## Collected data entries

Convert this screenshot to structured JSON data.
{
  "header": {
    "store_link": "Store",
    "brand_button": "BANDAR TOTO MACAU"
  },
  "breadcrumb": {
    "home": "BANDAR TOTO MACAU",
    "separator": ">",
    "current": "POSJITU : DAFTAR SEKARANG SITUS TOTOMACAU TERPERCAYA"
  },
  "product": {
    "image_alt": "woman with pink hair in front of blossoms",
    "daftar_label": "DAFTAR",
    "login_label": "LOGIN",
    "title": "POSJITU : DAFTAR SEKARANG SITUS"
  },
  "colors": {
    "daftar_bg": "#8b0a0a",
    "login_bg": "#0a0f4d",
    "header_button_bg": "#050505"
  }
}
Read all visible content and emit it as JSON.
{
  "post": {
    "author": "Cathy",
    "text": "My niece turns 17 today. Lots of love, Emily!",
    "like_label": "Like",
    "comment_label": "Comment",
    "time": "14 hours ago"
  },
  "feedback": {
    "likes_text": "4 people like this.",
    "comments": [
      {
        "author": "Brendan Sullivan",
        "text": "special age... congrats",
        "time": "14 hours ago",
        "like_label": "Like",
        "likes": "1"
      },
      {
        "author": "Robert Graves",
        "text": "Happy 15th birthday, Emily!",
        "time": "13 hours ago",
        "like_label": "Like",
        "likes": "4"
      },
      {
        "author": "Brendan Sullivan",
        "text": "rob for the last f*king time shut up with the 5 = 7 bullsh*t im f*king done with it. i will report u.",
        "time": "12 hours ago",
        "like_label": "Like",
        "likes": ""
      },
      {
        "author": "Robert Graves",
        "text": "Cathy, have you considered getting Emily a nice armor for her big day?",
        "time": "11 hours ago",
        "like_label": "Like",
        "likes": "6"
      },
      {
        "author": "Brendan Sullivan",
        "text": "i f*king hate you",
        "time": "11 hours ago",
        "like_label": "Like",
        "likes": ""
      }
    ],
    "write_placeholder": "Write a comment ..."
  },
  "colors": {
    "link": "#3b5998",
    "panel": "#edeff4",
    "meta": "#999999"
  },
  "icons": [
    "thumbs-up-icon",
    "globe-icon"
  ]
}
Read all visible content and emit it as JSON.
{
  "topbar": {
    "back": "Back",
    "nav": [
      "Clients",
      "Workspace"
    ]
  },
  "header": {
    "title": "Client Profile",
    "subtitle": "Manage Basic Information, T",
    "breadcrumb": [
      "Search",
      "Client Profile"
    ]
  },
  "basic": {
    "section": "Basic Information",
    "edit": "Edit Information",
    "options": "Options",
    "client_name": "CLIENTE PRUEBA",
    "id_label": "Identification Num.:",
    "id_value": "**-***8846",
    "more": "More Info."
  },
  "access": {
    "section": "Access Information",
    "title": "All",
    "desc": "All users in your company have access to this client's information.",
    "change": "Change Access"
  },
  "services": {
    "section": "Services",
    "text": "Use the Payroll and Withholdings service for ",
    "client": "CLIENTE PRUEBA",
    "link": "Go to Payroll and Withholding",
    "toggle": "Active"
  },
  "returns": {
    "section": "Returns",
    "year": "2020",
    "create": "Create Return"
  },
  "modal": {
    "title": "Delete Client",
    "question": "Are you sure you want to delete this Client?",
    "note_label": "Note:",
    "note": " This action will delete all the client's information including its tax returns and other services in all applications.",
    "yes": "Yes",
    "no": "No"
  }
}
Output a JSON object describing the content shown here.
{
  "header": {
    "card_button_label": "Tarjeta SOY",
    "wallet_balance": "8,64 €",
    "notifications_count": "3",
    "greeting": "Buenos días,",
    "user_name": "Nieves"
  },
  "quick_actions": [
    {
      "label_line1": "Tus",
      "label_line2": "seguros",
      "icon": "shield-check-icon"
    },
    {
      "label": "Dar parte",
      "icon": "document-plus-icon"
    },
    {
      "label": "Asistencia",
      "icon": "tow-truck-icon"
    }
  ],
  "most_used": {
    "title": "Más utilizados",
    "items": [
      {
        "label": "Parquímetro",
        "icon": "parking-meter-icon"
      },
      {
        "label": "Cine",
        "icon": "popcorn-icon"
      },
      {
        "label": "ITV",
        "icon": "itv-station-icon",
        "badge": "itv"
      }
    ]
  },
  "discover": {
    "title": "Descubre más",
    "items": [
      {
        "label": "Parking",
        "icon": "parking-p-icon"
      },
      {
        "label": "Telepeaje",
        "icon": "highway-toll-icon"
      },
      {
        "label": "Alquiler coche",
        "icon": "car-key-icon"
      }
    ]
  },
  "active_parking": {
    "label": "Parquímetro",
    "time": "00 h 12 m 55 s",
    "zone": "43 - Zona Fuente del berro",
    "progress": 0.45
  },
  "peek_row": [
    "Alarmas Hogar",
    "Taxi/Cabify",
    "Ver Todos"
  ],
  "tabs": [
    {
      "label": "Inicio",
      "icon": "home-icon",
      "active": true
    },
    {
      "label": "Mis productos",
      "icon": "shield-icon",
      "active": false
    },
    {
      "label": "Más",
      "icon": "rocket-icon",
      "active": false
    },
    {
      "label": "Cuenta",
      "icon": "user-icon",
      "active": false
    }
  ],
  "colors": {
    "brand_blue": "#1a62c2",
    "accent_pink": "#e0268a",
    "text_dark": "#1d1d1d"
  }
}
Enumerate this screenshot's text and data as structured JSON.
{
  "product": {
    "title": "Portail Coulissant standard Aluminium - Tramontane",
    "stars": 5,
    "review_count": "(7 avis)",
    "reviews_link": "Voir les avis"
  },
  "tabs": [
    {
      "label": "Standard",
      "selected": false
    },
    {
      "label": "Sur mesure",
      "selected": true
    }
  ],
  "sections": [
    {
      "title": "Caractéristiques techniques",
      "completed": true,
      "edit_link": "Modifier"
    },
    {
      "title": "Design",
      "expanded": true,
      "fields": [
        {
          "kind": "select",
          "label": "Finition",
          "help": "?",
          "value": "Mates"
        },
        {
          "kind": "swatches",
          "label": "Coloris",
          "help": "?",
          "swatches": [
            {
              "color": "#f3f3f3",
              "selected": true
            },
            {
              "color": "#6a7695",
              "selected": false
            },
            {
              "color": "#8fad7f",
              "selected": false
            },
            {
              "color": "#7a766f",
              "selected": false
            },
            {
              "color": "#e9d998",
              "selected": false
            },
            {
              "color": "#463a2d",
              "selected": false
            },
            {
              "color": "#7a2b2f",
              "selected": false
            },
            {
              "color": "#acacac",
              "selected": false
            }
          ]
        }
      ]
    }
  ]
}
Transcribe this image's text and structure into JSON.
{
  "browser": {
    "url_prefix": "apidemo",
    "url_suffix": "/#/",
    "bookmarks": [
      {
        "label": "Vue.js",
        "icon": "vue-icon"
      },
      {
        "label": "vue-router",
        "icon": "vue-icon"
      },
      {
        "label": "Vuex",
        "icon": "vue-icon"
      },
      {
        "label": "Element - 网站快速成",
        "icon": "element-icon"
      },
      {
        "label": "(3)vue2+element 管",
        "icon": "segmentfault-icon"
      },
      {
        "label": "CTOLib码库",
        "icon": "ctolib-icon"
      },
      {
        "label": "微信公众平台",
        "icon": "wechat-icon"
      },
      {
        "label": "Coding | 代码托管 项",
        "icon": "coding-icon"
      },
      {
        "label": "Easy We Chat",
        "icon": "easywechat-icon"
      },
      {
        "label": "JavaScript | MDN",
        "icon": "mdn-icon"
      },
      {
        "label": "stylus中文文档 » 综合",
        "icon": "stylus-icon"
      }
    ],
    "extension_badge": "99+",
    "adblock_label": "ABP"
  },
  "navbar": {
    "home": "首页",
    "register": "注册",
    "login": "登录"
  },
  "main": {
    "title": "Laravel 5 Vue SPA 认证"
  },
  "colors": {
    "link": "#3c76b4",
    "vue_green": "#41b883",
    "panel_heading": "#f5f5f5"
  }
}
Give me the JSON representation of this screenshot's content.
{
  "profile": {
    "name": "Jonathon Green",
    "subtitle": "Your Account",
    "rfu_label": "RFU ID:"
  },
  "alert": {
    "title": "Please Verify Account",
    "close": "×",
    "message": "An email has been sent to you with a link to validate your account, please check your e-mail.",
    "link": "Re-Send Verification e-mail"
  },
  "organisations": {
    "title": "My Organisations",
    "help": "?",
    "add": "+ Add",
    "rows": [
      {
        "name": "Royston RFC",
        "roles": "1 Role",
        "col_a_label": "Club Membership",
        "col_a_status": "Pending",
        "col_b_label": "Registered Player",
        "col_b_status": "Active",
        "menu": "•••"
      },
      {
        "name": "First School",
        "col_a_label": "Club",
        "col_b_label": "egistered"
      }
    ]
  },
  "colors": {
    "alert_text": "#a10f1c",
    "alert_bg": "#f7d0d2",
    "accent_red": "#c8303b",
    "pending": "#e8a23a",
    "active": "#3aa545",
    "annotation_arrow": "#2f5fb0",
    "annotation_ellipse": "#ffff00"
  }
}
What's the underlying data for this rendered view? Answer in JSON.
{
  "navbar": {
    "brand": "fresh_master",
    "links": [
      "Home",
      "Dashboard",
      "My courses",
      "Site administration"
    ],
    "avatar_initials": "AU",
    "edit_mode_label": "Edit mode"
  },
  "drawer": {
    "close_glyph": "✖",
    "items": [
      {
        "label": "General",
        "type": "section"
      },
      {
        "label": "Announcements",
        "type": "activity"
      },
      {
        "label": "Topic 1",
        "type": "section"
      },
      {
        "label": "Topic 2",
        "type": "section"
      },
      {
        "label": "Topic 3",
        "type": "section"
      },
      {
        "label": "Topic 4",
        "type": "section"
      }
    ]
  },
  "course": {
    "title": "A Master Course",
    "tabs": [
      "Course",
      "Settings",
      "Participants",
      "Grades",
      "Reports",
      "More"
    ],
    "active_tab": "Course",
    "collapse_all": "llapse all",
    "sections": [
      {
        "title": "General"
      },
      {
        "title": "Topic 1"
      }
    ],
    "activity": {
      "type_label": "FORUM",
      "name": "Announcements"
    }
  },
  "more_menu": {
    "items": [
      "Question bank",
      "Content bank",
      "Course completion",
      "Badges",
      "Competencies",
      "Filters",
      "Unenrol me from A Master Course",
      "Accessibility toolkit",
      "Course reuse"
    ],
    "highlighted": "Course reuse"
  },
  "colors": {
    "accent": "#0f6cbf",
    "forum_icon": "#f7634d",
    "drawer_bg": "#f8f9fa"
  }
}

## INSTRUCTIONS TO FOLLOW
Identify the lines above that contain the word "check", then copy them.

## RESPONSE TO THIS EXERCISE
      "icon": "shield-check-icon"
    "message": "An email has been sent to you with a link to validate your account, please check your e-mail.",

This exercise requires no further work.